[Saved entries]
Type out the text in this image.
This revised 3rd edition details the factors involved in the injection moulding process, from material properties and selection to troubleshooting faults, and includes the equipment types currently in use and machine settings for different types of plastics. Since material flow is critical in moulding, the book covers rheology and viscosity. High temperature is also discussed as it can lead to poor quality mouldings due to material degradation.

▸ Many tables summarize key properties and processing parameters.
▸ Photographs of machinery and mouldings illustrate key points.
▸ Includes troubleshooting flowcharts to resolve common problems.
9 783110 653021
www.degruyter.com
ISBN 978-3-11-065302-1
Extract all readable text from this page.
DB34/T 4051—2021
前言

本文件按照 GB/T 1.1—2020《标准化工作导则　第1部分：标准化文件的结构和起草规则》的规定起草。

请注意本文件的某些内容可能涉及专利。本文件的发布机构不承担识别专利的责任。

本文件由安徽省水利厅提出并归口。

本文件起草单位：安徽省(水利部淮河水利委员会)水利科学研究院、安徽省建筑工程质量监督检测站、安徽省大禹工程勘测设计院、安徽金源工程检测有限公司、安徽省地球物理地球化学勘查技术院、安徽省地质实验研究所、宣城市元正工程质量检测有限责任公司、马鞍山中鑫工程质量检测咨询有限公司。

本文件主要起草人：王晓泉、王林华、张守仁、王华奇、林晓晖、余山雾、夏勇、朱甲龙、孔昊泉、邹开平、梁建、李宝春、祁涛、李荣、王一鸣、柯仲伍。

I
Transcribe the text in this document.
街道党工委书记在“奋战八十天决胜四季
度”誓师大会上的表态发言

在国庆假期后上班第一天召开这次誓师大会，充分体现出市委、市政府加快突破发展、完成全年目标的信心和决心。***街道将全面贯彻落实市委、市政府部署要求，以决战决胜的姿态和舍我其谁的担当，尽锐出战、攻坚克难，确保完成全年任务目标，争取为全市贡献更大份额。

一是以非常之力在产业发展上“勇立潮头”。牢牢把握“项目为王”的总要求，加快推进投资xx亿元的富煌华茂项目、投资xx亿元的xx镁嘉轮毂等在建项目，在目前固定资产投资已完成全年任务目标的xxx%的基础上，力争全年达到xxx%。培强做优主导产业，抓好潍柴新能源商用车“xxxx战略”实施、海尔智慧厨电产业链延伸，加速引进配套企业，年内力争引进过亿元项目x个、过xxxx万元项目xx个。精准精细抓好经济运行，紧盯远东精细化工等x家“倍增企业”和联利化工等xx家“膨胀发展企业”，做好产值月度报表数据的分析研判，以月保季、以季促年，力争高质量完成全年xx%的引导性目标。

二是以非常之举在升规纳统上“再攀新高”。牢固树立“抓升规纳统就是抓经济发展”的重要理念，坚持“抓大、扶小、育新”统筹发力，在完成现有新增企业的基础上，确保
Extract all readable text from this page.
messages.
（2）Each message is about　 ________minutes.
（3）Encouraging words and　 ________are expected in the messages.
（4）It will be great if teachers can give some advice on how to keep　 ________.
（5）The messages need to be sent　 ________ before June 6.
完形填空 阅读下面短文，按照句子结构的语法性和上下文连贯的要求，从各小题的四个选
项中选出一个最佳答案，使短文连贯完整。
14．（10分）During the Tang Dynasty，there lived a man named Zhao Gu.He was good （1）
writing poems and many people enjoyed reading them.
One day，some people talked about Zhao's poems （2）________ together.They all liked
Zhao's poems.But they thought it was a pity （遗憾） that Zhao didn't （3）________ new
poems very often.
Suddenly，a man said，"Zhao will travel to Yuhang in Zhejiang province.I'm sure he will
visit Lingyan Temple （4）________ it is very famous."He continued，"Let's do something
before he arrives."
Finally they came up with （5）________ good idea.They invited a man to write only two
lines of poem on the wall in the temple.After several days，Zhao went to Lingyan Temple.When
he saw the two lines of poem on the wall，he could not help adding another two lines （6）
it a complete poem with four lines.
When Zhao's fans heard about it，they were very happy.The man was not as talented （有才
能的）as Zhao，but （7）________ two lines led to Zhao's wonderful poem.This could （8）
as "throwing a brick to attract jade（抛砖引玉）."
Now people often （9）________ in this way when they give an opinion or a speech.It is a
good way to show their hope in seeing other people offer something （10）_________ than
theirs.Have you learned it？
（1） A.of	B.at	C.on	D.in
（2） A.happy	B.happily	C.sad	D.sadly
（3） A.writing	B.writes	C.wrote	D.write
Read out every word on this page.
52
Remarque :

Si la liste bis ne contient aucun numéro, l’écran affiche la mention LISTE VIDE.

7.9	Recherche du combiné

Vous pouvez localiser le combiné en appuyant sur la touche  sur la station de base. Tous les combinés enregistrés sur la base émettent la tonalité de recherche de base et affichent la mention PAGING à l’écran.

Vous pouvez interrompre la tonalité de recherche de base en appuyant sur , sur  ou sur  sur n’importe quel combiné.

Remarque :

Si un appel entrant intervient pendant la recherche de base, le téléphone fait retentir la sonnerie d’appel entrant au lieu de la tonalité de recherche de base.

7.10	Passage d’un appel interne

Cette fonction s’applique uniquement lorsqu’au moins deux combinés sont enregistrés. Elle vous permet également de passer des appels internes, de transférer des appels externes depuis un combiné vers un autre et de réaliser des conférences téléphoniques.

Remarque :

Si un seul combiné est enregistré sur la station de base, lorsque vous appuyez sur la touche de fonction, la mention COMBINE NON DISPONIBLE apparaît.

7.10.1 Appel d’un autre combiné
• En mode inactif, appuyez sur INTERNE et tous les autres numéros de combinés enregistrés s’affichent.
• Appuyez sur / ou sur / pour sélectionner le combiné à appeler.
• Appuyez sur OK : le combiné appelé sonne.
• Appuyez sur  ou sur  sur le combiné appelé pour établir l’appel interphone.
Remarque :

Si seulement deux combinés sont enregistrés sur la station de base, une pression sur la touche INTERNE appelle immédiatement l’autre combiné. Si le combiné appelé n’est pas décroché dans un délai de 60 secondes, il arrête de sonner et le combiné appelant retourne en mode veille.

_What is asked_. Output the records verbatim, from the first line to the last.

_Answer to the exercise_.
Type out the text in this image.
This revised 3rd edition details the factors involved in the injection moulding process, from material properties and selection to troubleshooting faults, and includes the equipment types currently in use and machine settings for different types of plastics. Since material flow is critical in moulding, the book covers rheology and viscosity. High temperature is also discussed as it can lead to poor quality mouldings due to material degradation.

▸ Many tables summarize key properties and processing parameters.
▸ Photographs of machinery and mouldings illustrate key points.
▸ Includes troubleshooting flowcharts to resolve common problems.
9 783110 653021
www.degruyter.com
ISBN 978-3-11-065302-1
Extract all readable text from this page.
DB34/T 4051—2021
前言

本文件按照 GB/T 1.1—2020《标准化工作导则　第1部分：标准化文件的结构和起草规则》的规定起草。

请注意本文件的某些内容可能涉及专利。本文件的发布机构不承担识别专利的责任。

本文件由安徽省水利厅提出并归口。

本文件起草单位：安徽省(水利部淮河水利委员会)水利科学研究院、安徽省建筑工程质量监督检测站、安徽省大禹工程勘测设计院、安徽金源工程检测有限公司、安徽省地球物理地球化学勘查技术院、安徽省地质实验研究所、宣城市元正工程质量检测有限责任公司、马鞍山中鑫工程质量检测咨询有限公司。

本文件主要起草人：王晓泉、王林华、张守仁、王华奇、林晓晖、余山雾、夏勇、朱甲龙、孔昊泉、邹开平、梁建、李宝春、祁涛、李荣、王一鸣、柯仲伍。

I
Transcribe the text in this document.
街道党工委书记在“奋战八十天决胜四季
度”誓师大会上的表态发言

在国庆假期后上班第一天召开这次誓师大会，充分体现出市委、市政府加快突破发展、完成全年目标的信心和决心。***街道将全面贯彻落实市委、市政府部署要求，以决战决胜的姿态和舍我其谁的担当，尽锐出战、攻坚克难，确保完成全年任务目标，争取为全市贡献更大份额。

一是以非常之力在产业发展上“勇立潮头”。牢牢把握“项目为王”的总要求，加快推进投资xx亿元的富煌华茂项目、投资xx亿元的xx镁嘉轮毂等在建项目，在目前固定资产投资已完成全年任务目标的xxx%的基础上，力争全年达到xxx%。培强做优主导产业，抓好潍柴新能源商用车“xxxx战略”实施、海尔智慧厨电产业链延伸，加速引进配套企业，年内力争引进过亿元项目x个、过xxxx万元项目xx个。精准精细抓好经济运行，紧盯远东精细化工等x家“倍增企业”和联利化工等xx家“膨胀发展企业”，做好产值月度报表数据的分析研判，以月保季、以季促年，力争高质量完成全年xx%的引导性目标。

二是以非常之举在升规纳统上“再攀新高”。牢固树立“抓升规纳统就是抓经济发展”的重要理念，坚持“抓大、扶小、育新”统筹发力，在完成现有新增企业的基础上，确保
Extract all readable text from this page.
messages.
（2）Each message is about　 ________minutes.
（3）Encouraging words and　 ________are expected in the messages.
（4）It will be great if teachers can give some advice on how to keep　 ________.
（5）The messages need to be sent　 ________ before June 6.
完形填空 阅读下面短文，按照句子结构的语法性和上下文连贯的要求，从各小题的四个选
项中选出一个最佳答案，使短文连贯完整。
14．（10分）During the Tang Dynasty，there lived a man named Zhao Gu.He was good （1）
writing poems and many people enjoyed reading them.
One day，some people talked about Zhao's poems （2）________ together.They all liked
Zhao's poems.But they thought it was a pity （遗憾） that Zhao didn't （3）________ new
poems very often.
Suddenly，a man said，"Zhao will travel to Yuhang in Zhejiang province.I'm sure he will
visit Lingyan Temple （4）________ it is very famous."He continued，"Let's do something
before he arrives."
Finally they came up with （5）________ good idea.They invited a man to write only two
lines of poem on the wall in the temple.After several days，Zhao went to Lingyan Temple.When
he saw the two lines of poem on the wall，he could not help adding another two lines （6）
it a complete poem with four lines.
When Zhao's fans heard about it，they were very happy.The man was not as talented （有才
能的）as Zhao，but （7）________ two lines led to Zhao's wonderful poem.This could （8）
as "throwing a brick to attract jade（抛砖引玉）."
Now people often （9）________ in this way when they give an opinion or a speech.It is a
good way to show their hope in seeing other people offer something （10）_________ than
theirs.Have you learned it？
（1） A.of	B.at	C.on	D.in
（2） A.happy	B.happily	C.sad	D.sadly
（3） A.writing	B.writes	C.wrote	D.write
Read out every word on this page.
52
Remarque :

Si la liste bis ne contient aucun numéro, l’écran affiche la mention LISTE VIDE.

7.9	Recherche du combiné

Vous pouvez localiser le combiné en appuyant sur la touche  sur la station de base. Tous les combinés enregistrés sur la base émettent la tonalité de recherche de base et affichent la mention PAGING à l’écran.

Vous pouvez interrompre la tonalité de recherche de base en appuyant sur , sur  ou sur  sur n’importe quel combiné.

Remarque :

Si un appel entrant intervient pendant la recherche de base, le téléphone fait retentir la sonnerie d’appel entrant au lieu de la tonalité de recherche de base.

7.10	Passage d’un appel interne

Cette fonction s’applique uniquement lorsqu’au moins deux combinés sont enregistrés. Elle vous permet également de passer des appels internes, de transférer des appels externes depuis un combiné vers un autre et de réaliser des conférences téléphoniques.

Remarque :

Si un seul combiné est enregistré sur la station de base, lorsque vous appuyez sur la touche de fonction, la mention COMBINE NON DISPONIBLE apparaît.

7.10.1 Appel d’un autre combiné
• En mode inactif, appuyez sur INTERNE et tous les autres numéros de combinés enregistrés s’affichent.
• Appuyez sur / ou sur / pour sélectionner le combiné à appeler.
• Appuyez sur OK : le combiné appelé sonne.
• Appuyez sur  ou sur  sur le combiné appelé pour établir l’appel interphone.
Remarque :

Si seulement deux combinés sont enregistrés sur la station de base, une pression sur la touche INTERNE appelle immédiatement l’autre combiné. Si le combiné appelé n’est pas décroché dans un délai de 60 secondes, il arrête de sonner et le combiné appelant retourne en mode veille.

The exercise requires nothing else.